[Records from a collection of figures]
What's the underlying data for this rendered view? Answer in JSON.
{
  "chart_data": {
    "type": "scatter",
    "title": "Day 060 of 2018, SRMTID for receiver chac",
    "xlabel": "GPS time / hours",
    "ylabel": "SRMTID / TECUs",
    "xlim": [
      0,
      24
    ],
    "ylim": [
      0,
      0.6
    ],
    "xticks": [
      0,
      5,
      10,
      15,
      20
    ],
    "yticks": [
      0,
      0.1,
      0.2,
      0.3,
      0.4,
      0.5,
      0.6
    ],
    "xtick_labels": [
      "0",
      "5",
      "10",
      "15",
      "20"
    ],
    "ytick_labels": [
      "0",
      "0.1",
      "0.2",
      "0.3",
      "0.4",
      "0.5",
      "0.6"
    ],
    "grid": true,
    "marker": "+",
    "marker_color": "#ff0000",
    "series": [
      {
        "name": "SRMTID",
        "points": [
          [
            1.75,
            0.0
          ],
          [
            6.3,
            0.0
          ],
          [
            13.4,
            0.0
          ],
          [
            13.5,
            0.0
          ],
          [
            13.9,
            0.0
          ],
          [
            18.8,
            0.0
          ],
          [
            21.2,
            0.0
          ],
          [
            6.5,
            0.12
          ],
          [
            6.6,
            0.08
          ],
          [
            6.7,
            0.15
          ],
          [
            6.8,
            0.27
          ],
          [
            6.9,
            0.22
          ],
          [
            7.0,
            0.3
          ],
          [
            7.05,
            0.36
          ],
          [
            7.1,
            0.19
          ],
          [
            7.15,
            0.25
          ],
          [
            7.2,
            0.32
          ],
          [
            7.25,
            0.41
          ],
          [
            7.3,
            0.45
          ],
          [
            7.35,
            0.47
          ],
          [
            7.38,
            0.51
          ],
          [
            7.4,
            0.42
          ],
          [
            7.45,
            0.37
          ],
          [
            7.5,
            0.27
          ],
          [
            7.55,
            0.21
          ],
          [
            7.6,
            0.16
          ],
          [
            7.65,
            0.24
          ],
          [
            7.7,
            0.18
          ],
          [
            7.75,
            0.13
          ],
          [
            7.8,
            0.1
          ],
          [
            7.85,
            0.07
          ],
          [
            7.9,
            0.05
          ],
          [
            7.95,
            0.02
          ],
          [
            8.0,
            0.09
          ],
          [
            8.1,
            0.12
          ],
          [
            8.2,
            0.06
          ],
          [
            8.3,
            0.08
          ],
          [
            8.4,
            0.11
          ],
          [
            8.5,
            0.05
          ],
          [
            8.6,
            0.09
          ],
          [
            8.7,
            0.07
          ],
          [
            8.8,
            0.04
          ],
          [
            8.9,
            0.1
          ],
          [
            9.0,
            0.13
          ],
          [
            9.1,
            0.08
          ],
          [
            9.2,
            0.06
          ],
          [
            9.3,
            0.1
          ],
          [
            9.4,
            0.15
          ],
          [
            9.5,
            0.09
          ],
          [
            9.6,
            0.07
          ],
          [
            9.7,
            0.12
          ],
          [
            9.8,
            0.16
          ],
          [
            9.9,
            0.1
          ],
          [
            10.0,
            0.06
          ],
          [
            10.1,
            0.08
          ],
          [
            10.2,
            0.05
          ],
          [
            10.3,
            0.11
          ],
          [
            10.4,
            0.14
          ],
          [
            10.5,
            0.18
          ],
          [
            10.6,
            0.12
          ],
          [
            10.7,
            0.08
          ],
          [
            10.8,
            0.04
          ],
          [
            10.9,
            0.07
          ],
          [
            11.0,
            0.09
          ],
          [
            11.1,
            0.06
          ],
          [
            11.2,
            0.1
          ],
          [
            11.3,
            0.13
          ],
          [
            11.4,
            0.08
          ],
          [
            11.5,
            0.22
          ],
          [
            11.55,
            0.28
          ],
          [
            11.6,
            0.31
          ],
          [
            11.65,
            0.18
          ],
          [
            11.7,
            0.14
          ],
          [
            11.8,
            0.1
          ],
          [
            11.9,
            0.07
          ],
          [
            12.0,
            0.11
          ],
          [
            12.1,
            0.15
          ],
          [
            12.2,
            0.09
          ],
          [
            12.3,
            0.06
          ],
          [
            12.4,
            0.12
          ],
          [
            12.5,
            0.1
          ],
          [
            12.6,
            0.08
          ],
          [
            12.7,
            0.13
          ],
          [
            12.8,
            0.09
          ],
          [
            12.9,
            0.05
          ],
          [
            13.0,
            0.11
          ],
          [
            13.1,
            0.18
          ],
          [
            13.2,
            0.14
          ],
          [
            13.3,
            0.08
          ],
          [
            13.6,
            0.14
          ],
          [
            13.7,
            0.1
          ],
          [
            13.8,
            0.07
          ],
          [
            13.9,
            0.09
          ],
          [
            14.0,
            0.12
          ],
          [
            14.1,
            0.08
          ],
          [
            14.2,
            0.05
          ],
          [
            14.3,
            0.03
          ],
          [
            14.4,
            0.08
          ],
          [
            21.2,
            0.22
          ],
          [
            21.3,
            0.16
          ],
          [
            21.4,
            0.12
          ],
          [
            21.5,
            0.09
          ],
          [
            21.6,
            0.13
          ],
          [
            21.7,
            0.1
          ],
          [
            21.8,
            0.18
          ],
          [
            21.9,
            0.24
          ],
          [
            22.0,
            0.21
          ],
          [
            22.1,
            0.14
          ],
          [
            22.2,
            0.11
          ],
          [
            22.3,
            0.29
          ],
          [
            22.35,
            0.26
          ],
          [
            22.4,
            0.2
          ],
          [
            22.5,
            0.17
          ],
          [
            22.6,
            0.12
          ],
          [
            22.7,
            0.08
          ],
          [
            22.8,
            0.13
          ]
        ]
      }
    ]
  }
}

» Stated goal: Give back the whole listing exactly as it reads.

» Written reply:
What's the underlying data for this rendered view? Answer in JSON.
{
  "chart_data": {
    "type": "scatter",
    "title": "Day 060 of 2018, SRMTID for receiver chac",
    "xlabel": "GPS time / hours",
    "ylabel": "SRMTID / TECUs",
    "xlim": [
      0,
      24
    ],
    "ylim": [
      0,
      0.6
    ],
    "xticks": [
      0,
      5,
      10,
      15,
      20
    ],
    "yticks": [
      0,
      0.1,
      0.2,
      0.3,
      0.4,
      0.5,
      0.6
    ],
    "xtick_labels": [
      "0",
      "5",
      "10",
      "15",
      "20"
    ],
    "ytick_labels": [
      "0",
      "0.1",
      "0.2",
      "0.3",
      "0.4",
      "0.5",
      "0.6"
    ],
    "grid": true,
    "marker": "+",
    "marker_color": "#ff0000",
    "series": [
      {
        "name": "SRMTID",
        "points": [
          [
            1.75,
            0.0
          ],
          [
            6.3,
            0.0
          ],
          [
            13.4,
            0.0
          ],
          [
            13.5,
            0.0
          ],
          [
            13.9,
            0.0
          ],
          [
            18.8,
            0.0
          ],
          [
            21.2,
            0.0
          ],
          [
            6.5,
            0.12
          ],
          [
            6.6,
            0.08
          ],
          [
            6.7,
            0.15
          ],
          [
            6.8,
            0.27
          ],
          [
            6.9,
            0.22
          ],
          [
            7.0,
            0.3
          ],
          [
            7.05,
            0.36
          ],
          [
            7.1,
            0.19
          ],
          [
            7.15,
            0.25
          ],
          [
            7.2,
            0.32
          ],
          [
            7.25,
            0.41
          ],
          [
            7.3,
            0.45
          ],
          [
            7.35,
            0.47
          ],
          [
            7.38,
            0.51
          ],
          [
            7.4,
            0.42
          ],
          [
            7.45,
            0.37
          ],
          [
            7.5,
            0.27
          ],
          [
            7.55,
            0.21
          ],
          [
            7.6,
            0.16
          ],
          [
            7.65,
            0.24
          ],
          [
            7.7,
            0.18
          ],
          [
            7.75,
            0.13
          ],
          [
            7.8,
            0.1
          ],
          [
            7.85,
            0.07
          ],
          [
            7.9,
            0.05
          ],
          [
            7.95,
            0.02
          ],
          [
            8.0,
            0.09
          ],
          [
            8.1,
            0.12
          ],
          [
            8.2,
            0.06
          ],
          [
            8.3,
            0.08
          ],
          [
            8.4,
            0.11
          ],
          [
            8.5,
            0.05
          ],
          [
            8.6,
            0.09
          ],
          [
            8.7,
            0.07
          ],
          [
            8.8,
            0.04
          ],
          [
            8.9,
            0.1
          ],
          [
            9.0,
            0.13
          ],
          [
            9.1,
            0.08
          ],
          [
            9.2,
            0.06
          ],
          [
            9.3,
            0.1
          ],
          [
            9.4,
            0.15
          ],
          [
            9.5,
            0.09
          ],
          [
            9.6,
            0.07
          ],
          [
            9.7,
            0.12
          ],
          [
            9.8,
            0.16
          ],
          [
            9.9,
            0.1
          ],
          [
            10.0,
            0.06
          ],
          [
            10.1,
            0.08
          ],
          [
            10.2,
            0.05
          ],
          [
            10.3,
            0.11
          ],
          [
            10.4,
            0.14
          ],
          [
            10.5,
            0.18
          ],
          [
            10.6,
            0.12
          ],
          [
            10.7,
            0.08
          ],
          [
            10.8,
            0.04
          ],
          [
            10.9,
            0.07
          ],
          [
            11.0,
            0.09
          ],
          [
            11.1,
            0.06
          ],
          [
            11.2,
            0.1
          ],
          [
            11.3,
            0.13
          ],
          [
            11.4,
            0.08
          ],
          [
            11.5,
            0.22
          ],
          [
            11.55,
            0.28
          ],
          [
            11.6,
            0.31
          ],
          [
            11.65,
            0.18
          ],
          [
            11.7,
            0.14
          ],
          [
            11.8,
            0.1
          ],
          [
            11.9,
            0.07
          ],
          [
            12.0,
            0.11
          ],
          [
            12.1,
            0.15
          ],
          [
            12.2,
            0.09
          ],
          [
            12.3,
            0.06
          ],
          [
            12.4,
            0.12
          ],
          [
            12.5,
            0.1
          ],
          [
            12.6,
            0.08
          ],
          [
            12.7,
            0.13
          ],
          [
            12.8,
            0.09
          ],
          [
            12.9,
            0.05
          ],
          [
            13.0,
            0.11
          ],
          [
            13.1,
            0.18
          ],
          [
            13.2,
            0.14
          ],
          [
            13.3,
            0.08
          ],
          [
            13.6,
            0.14
          ],
          [
            13.7,
            0.1
          ],
          [
            13.8,
            0.07
          ],
          [
            13.9,
            0.09
          ],
          [
            14.0,
            0.12
          ],
          [
            14.1,
            0.08
          ],
          [
            14.2,
            0.05
          ],
          [
            14.3,
            0.03
          ],
          [
            14.4,
            0.08
          ],
          [
            21.2,
            0.22
          ],
          [
            21.3,
            0.16
          ],
          [
            21.4,
            0.12
          ],
          [
            21.5,
            0.09
          ],
          [
            21.6,
            0.13
          ],
          [
            21.7,
            0.1
          ],
          [
            21.8,
            0.18
          ],
          [
            21.9,
            0.24
          ],
          [
            22.0,
            0.21
          ],
          [
            22.1,
            0.14
          ],
          [
            22.2,
            0.11
          ],
          [
            22.3,
            0.29
          ],
          [
            22.35,
            0.26
          ],
          [
            22.4,
            0.2
          ],
          [
            22.5,
            0.17
          ],
          [
            22.6,
            0.12
          ],
          [
            22.7,
            0.08
          ],
          [
            22.8,
            0.13
          ]
        ]
      }
    ]
  }
}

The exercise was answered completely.